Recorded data
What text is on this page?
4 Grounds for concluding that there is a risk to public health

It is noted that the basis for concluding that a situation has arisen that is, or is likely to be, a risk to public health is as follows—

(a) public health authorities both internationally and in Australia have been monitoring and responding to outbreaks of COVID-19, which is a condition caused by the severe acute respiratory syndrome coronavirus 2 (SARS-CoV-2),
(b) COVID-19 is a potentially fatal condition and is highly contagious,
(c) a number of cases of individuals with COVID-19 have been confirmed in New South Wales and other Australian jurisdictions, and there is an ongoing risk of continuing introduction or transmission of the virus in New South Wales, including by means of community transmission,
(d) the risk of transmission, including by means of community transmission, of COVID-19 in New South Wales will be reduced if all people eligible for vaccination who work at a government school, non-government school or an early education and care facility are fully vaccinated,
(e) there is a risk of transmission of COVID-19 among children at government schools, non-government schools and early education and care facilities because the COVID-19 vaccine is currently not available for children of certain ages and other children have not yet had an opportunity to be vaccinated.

_WORK TO COMPLETE_:
With nothing left out, return each entry exactly.

_TASK ANSWER_:
What text is on this page?
4 Grounds for concluding that there is a risk to public health

It is noted that the basis for concluding that a situation has arisen that is, or is likely to be, a risk to public health is as follows—

(a) public health authorities both internationally and in Australia have been monitoring and responding to outbreaks of COVID-19, which is a condition caused by the severe acute respiratory syndrome coronavirus 2 (SARS-CoV-2),
(b) COVID-19 is a potentially fatal condition and is highly contagious,
(c) a number of cases of individuals with COVID-19 have been confirmed in New South Wales and other Australian jurisdictions, and there is an ongoing risk of continuing introduction or transmission of the virus in New South Wales, including by means of community transmission,
(d) the risk of transmission, including by means of community transmission, of COVID-19 in New South Wales will be reduced if all people eligible for vaccination who work at a government school, non-government school or an early education and care facility are fully vaccinated,
(e) there is a risk of transmission of COVID-19 among children at government schools, non-government schools and early education and care facilities because the COVID-19 vaccine is currently not available for children of certain ages and other children have not yet had an opportunity to be vaccinated.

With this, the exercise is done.